(Given request):
Check every line below for the word "schw" and copy each one that has it.

(Records provided):
** Start **
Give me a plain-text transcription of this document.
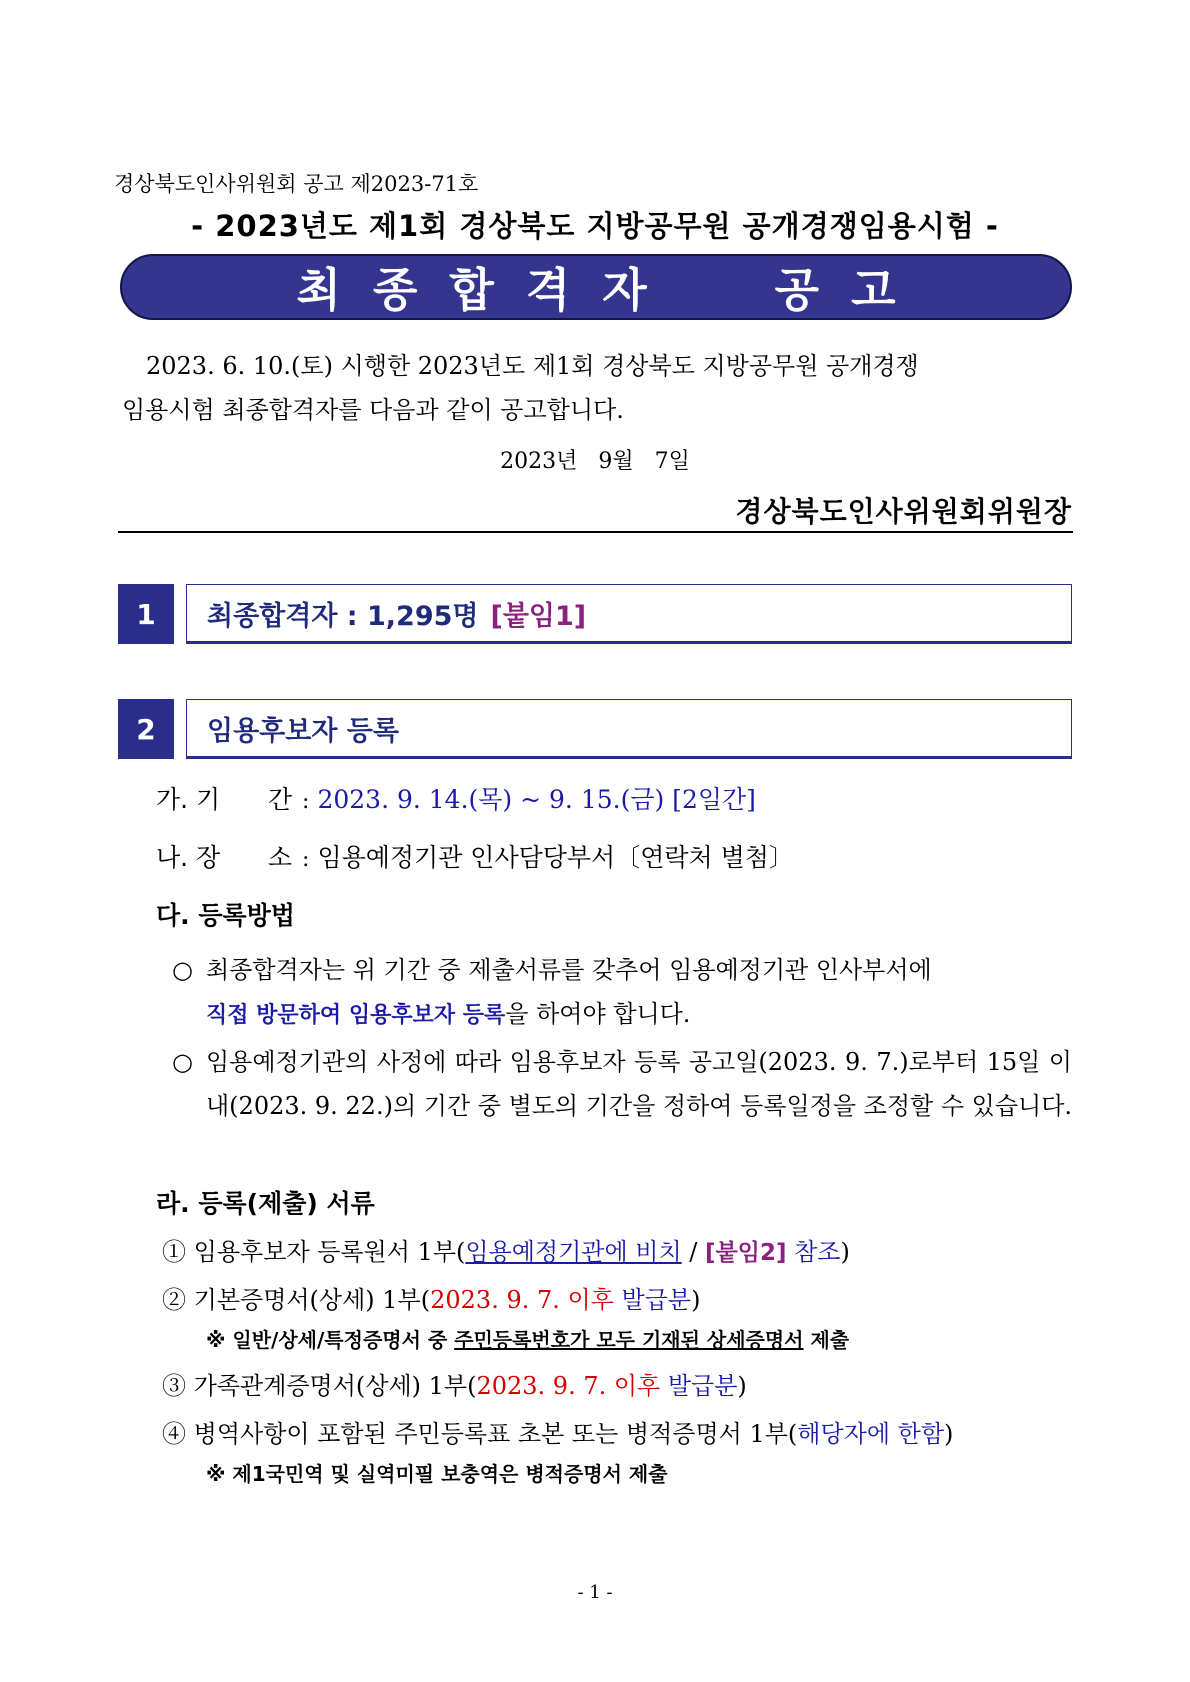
경상북도인사위원회 공고 제2023-71호
- 2023년도 제1회 경상북도 지방공무원 공개경쟁임용시험 -
최종합격자  공고

2023. 6. 10.(토) 시행한 2023년도 제1회 경상북도 지방공무원 공개경쟁

임용시험 최종합격자를 다음과 같이 공고합니다.

2023년   9월   7일
경상북도인사위원회위원장
1	최종합격자 : 1,295명 [붙임1]
2	임용후보자 등록
가. 기      간 : 2023. 9. 14.(목) ~ 9. 15.(금) [2일간]
나. 장      소 : 임용예정기관 인사담당부서〔연락처 별첨〕
다. 등록방법
○ 최종합격자는 위 기간 중 제출서류를 갖추어 임용예정기관 인사부서에
직접 방문하여 임용후보자 등록을 하여야 합니다.
○ 임용예정기관의 사정에 따라 임용후보자 등록 공고일(2023. 9. 7.)로부터 15일 이내(2023. 9. 22.)의 기간 중 별도의 기간을 정하여 등록일정을 조정할 수 있습니다.
라. 등록(제출) 서류
① 임용후보자 등록원서 1부(임용예정기관에 비치 / [붙임2] 참조)
② 기본증명서(상세) 1부(2023. 9. 7. 이후 발급분)
※ 일반/상세/특정증명서 중 주민등록번호가 모두 기재된 상세증명서 제출
③ 가족관계증명서(상세) 1부(2023. 9. 7. 이후 발급분)
④ 병역사항이 포함된 주민등록표 초본 또는 병적증명서 1부(해당자에 한함)
※ 제1국민역 및 실역미필 보충역은 병적증명서 제출
- 1 -
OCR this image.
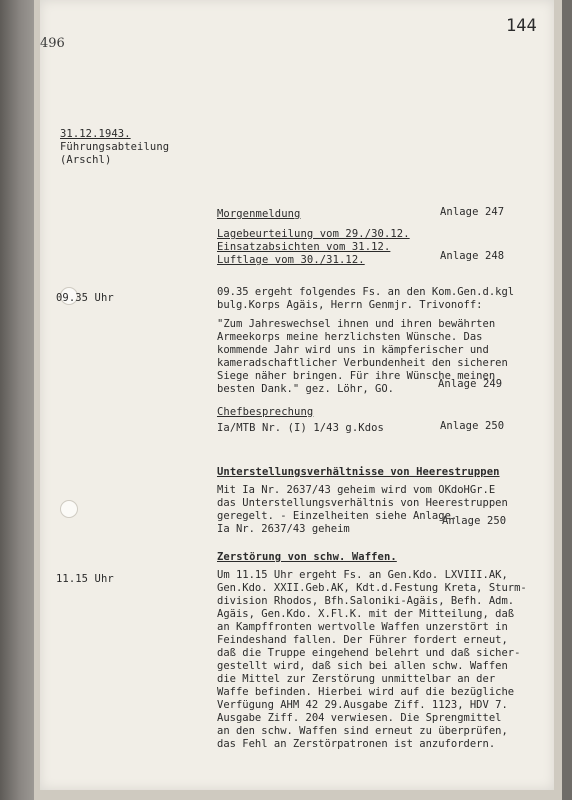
496
144
31.12.1943.
Führungsabteilung
(Arschl)
Morgenmeldung	Anlage 247
Lagebeurteilung vom 29./30.12.
Einsatzabsichten vom 31.12.
Luftlage vom 30./31.12.	Anlage 248
09.35 Uhr	09.35 ergeht folgendes Fs. an den Kom.Gen.d.kgl
bulg.Korps Agäis, Herrn Genmjr. Trivonoff:
"Zum Jahreswechsel ihnen und ihren bewährten
Armeekorps meine herzlichsten Wünsche. Das
kommende Jahr wird uns in kämpferischer und
kameradschaftlicher Verbundenheit den sicheren
Siege näher bringen. Für ihre Wünsche meinen
besten Dank." gez. Löhr, GO.	Anlage 249
Chefbesprechung
Ia/MTB Nr. (I) 1/43 g.Kdos	Anlage 250
Unterstellungsverhältnisse von Heerestruppen
Mit Ia Nr. 2637/43 geheim wird vom OKdoHGr.E
das Unterstellungsverhältnis von Heerestruppen
geregelt. - Einzelheiten siehe Anlage.
Ia Nr. 2637/43 geheim
Anlage 250
11.15 Uhr
Zerstörung von schw. Waffen.
Um 11.15 Uhr ergeht Fs. an Gen.Kdo. LXVIII.AK,
Gen.Kdo. XXII.Geb.AK, Kdt.d.Festung Kreta, Sturm-
division Rhodos, Bfh.Saloniki-Agäis, Befh. Adm.
Agäis, Gen.Kdo. X.Fl.K. mit der Mitteilung, daß
an Kampffronten wertvolle Waffen unzerstört in
Feindeshand fallen. Der Führer fordert erneut,
daß die Truppe eingehend belehrt und daß sicher-
gestellt wird, daß sich bei allen schw. Waffen
die Mittel zur Zerstörung unmittelbar an der
Waffe befinden. Hierbei wird auf die bezügliche
Verfügung AHM 42 29.Ausgabe Ziff. 1123, HDV 7.
Ausgabe Ziff. 204 verwiesen. Die Sprengmittel
an den schw. Waffen sind erneut zu überprüfen,
das Fehl an Zerstörpatronen ist anzufordern.
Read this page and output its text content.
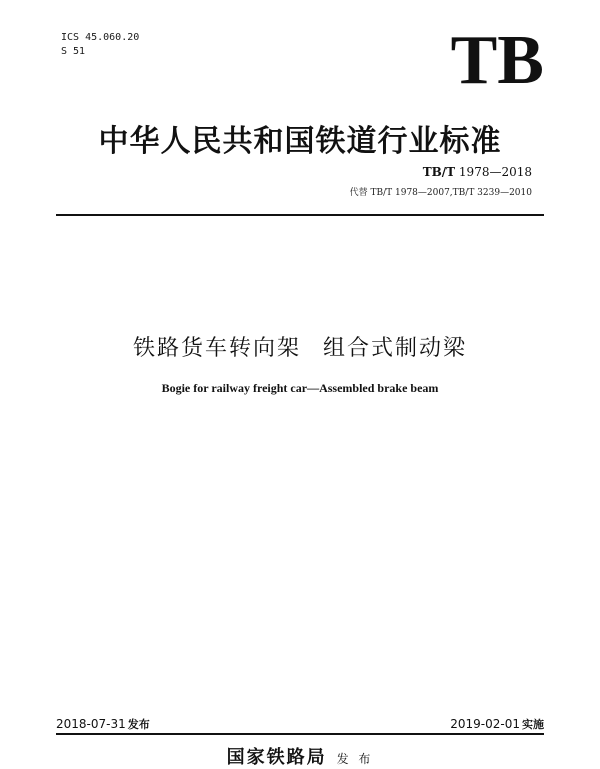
ICS 45.060.20
S 51	TB
中华人民共和国铁道行业标准
TB/T 1978—2018
代替 TB/T 1978—2007,TB/T 3239—2010
铁路货车转向架 组合式制动梁
Bogie for railway freight car—Assembled brake beam
2018-07-31 发布	2019-02-01 实施
国家铁路局 发 布
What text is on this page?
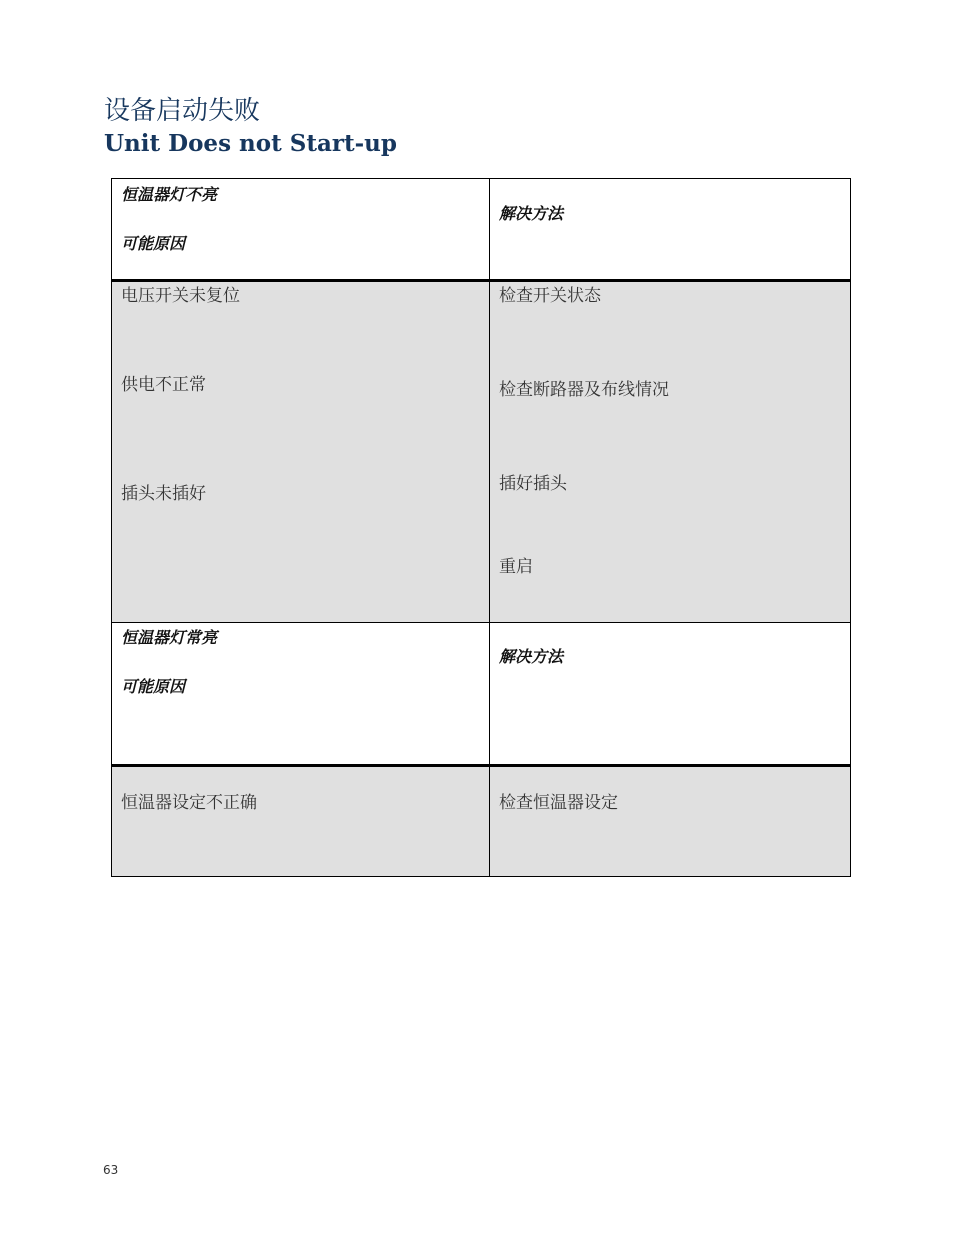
设备启动失败
Unit Does not Start-up
恒温器灯不亮
可能原因
解决方法
电压开关未复位
供电不正常
插头未插好
检查开关状态
检查断路器及布线情况
插好插头
重启
恒温器灯常亮
可能原因
解决方法
恒温器设定不正确	检查恒温器设定
63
** End **
(Complete response):
Zerstörung von schw. Waffen.
gestellt wird, daß sich bei allen schw. Waffen
an den schw. Waffen sind erneut zu überprüfen,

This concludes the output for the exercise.